▸ **Exercise prompt**
Using the data below, gather each line that includes the word "page".

---------- Supplied material ----------

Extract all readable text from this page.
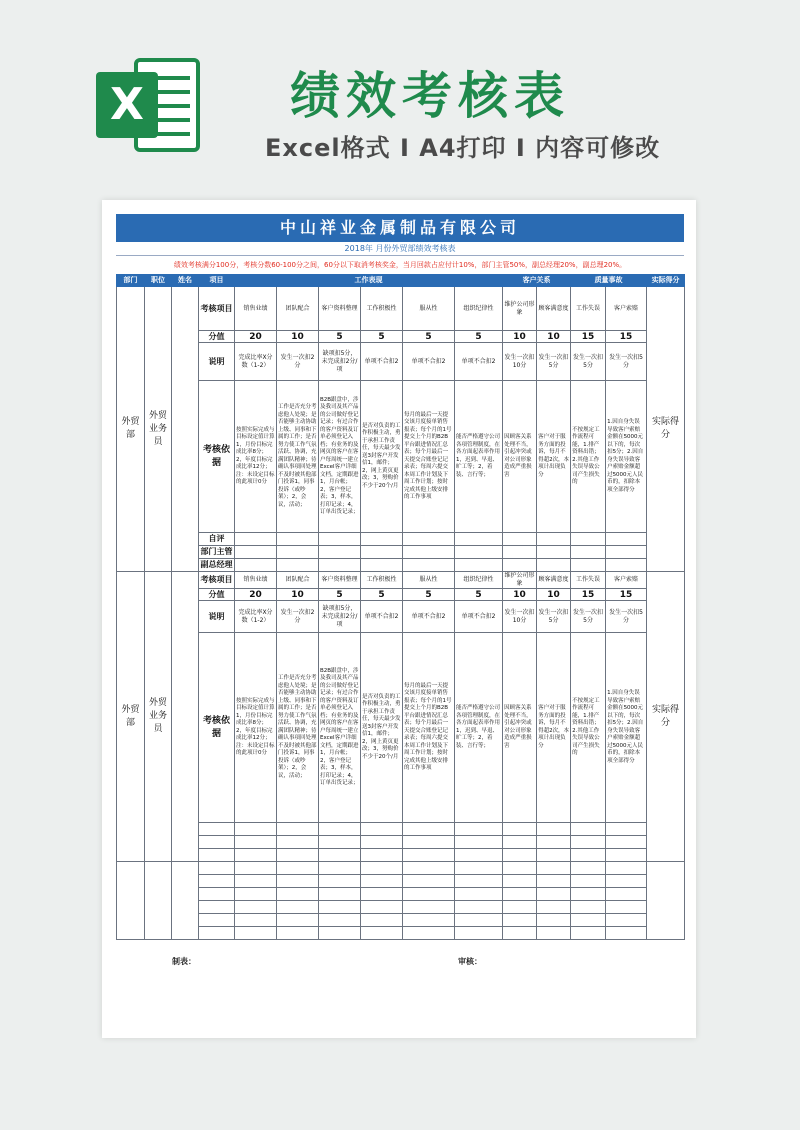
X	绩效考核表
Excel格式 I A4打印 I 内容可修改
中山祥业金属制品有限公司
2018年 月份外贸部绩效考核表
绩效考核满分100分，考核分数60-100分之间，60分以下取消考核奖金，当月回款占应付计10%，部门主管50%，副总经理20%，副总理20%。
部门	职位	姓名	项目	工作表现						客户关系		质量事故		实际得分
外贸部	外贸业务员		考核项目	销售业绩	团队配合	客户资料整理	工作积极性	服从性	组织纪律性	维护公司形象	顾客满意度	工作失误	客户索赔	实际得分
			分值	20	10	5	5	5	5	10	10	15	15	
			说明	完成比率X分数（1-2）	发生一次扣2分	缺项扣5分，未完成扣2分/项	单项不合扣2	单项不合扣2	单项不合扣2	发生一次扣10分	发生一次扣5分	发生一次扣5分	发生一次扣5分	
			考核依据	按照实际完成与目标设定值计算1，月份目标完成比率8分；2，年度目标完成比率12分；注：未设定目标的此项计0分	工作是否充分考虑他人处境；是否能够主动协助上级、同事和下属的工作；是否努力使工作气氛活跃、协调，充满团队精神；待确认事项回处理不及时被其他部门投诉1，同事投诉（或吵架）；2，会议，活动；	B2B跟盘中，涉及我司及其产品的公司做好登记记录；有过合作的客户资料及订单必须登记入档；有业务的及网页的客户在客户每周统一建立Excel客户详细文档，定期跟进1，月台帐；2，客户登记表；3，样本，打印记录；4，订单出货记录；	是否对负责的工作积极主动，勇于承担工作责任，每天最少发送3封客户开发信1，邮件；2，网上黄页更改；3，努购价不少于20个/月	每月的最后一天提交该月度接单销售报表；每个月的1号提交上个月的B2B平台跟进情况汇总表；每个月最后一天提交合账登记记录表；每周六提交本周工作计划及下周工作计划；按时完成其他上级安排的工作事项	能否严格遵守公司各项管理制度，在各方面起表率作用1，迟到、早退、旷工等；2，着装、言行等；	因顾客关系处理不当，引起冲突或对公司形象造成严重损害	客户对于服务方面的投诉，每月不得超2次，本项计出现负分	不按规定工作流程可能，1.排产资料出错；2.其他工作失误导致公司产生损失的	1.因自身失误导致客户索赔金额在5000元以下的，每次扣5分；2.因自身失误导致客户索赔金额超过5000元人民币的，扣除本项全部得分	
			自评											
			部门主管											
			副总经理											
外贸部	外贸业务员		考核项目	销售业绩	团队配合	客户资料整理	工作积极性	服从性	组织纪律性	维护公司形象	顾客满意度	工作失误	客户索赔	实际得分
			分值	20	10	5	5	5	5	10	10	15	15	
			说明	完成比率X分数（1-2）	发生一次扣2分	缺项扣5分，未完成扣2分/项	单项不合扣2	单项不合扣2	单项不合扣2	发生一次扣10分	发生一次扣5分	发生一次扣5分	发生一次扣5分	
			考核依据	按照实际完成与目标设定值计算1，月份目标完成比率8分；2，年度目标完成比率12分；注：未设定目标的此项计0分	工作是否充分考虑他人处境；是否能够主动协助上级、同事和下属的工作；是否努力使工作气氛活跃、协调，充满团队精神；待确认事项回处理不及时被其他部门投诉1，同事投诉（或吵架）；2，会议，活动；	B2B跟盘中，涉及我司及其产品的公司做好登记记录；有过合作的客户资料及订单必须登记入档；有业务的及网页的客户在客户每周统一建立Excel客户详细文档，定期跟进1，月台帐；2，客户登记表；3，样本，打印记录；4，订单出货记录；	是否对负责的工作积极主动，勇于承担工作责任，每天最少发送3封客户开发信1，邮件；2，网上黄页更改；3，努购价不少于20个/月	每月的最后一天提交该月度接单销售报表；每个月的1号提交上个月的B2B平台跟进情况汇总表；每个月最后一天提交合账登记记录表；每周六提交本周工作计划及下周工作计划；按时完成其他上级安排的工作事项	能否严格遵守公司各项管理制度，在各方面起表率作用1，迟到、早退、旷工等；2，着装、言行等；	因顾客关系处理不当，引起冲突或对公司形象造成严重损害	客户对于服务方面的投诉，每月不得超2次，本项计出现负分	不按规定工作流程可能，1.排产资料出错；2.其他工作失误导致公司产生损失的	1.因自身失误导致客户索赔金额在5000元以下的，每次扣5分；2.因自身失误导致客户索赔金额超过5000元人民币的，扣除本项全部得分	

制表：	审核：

----------
---------- Supplied material ----------

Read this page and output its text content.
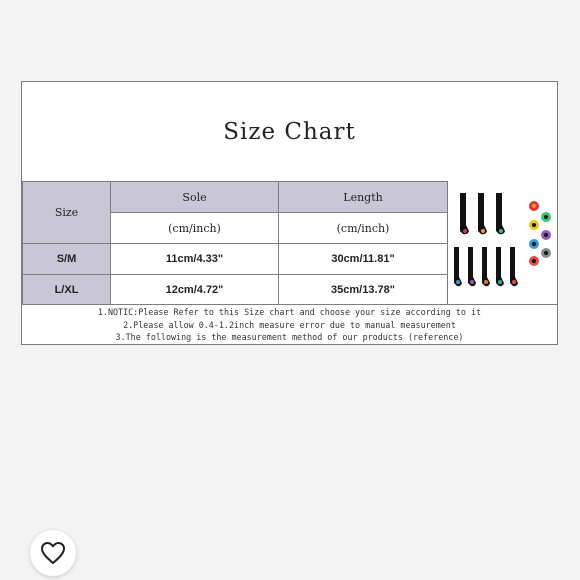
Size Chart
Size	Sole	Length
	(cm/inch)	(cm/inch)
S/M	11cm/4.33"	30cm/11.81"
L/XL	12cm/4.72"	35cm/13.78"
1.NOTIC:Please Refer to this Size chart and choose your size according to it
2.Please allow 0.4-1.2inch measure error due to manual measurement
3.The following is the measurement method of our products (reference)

----------

▸ **Solution**
Extract all readable text from this page.
Read this page and output its text content.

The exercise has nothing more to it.